> _Data to use_

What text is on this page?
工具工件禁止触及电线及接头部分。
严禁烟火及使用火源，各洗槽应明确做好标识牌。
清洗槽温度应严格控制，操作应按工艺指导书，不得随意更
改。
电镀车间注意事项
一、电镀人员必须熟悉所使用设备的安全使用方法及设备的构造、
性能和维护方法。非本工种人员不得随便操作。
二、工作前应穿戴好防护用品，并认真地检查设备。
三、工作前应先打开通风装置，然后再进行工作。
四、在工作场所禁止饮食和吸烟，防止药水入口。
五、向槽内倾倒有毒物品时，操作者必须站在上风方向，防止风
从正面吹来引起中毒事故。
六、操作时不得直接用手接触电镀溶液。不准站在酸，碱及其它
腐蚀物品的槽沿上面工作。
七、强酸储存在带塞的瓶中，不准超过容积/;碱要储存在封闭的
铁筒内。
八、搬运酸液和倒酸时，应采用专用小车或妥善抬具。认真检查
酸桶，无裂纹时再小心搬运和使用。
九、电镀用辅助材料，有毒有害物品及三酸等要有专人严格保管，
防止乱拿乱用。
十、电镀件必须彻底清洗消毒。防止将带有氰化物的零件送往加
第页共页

...

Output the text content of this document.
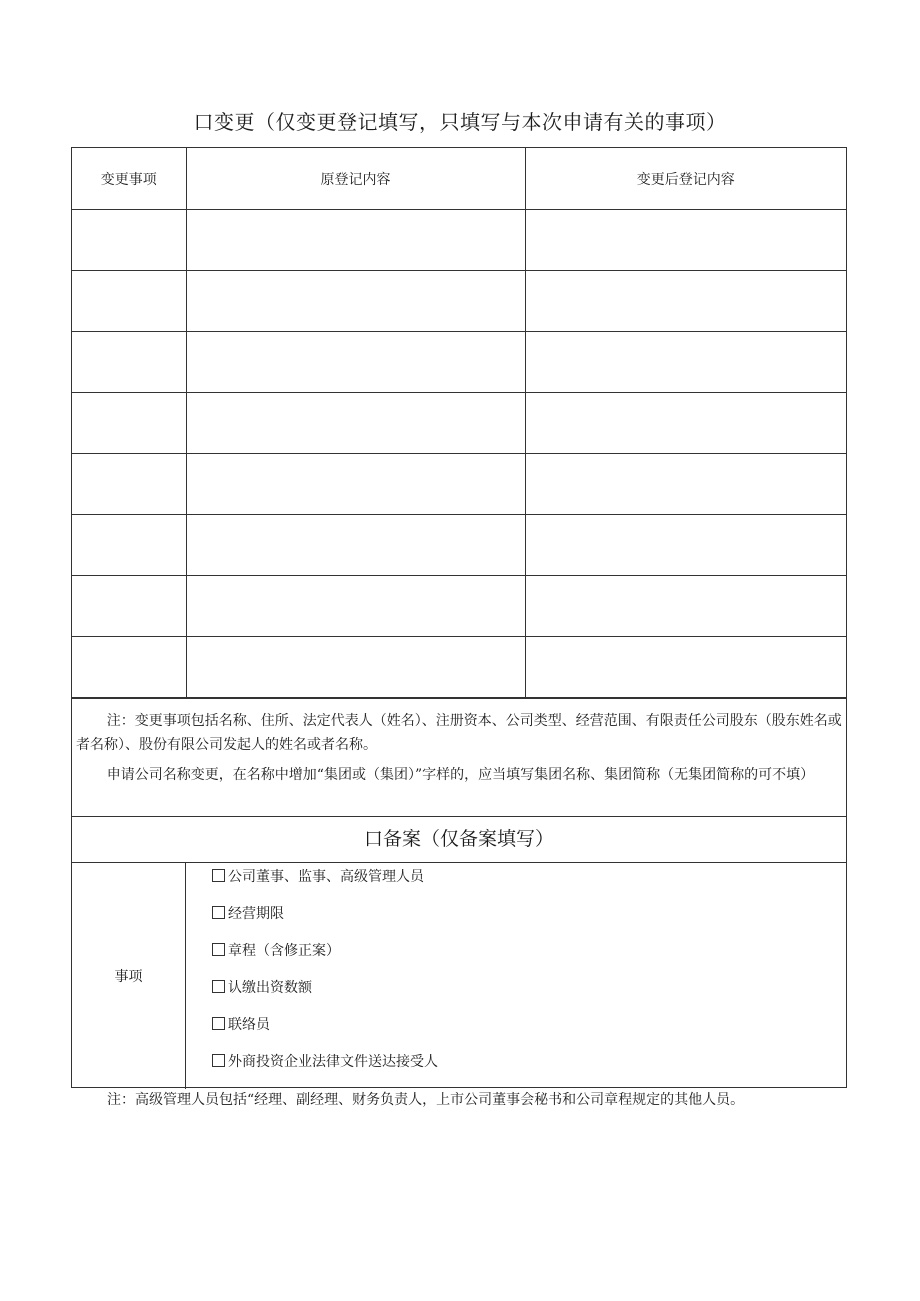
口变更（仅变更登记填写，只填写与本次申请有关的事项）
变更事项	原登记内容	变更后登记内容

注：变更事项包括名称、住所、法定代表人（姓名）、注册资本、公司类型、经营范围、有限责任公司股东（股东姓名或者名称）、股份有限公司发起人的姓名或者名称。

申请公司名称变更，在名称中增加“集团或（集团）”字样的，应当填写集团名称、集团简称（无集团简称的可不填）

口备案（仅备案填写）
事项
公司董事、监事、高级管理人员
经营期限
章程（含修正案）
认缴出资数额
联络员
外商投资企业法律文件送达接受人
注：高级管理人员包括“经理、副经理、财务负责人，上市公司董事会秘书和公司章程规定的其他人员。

...

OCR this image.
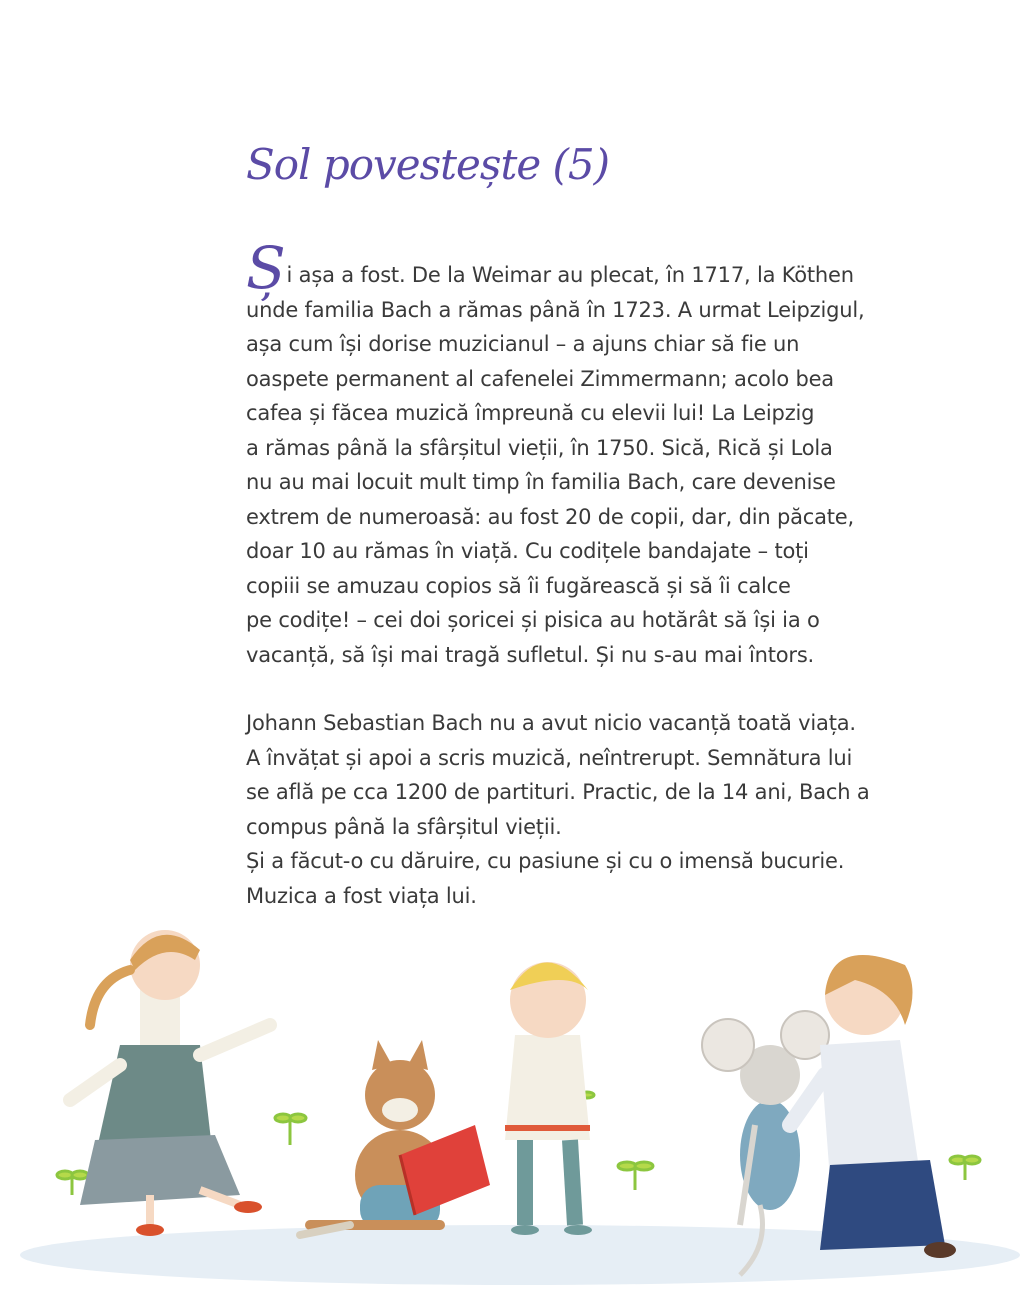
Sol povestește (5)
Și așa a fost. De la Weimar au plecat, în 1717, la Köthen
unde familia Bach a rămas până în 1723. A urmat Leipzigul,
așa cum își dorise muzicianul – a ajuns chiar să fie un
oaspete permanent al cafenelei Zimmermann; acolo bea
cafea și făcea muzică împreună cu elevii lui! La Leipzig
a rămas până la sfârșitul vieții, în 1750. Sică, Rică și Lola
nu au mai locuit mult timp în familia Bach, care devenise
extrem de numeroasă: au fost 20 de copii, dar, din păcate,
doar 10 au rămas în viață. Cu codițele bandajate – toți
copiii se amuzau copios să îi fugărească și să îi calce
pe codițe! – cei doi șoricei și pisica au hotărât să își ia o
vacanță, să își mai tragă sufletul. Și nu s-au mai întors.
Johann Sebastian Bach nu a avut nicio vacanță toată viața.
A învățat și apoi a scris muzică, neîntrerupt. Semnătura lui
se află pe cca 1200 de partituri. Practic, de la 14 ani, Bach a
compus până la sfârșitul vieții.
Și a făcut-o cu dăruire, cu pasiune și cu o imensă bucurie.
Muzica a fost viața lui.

> _Exercise task_
In the lines above, locate the string "fost". Copy every line where it occurs.

> _Task output_
Și așa a fost. De la Weimar au plecat, în 1717, la Köthen
extrem de numeroasă: au fost 20 de copii, dar, din păcate,
Muzica a fost viața lui.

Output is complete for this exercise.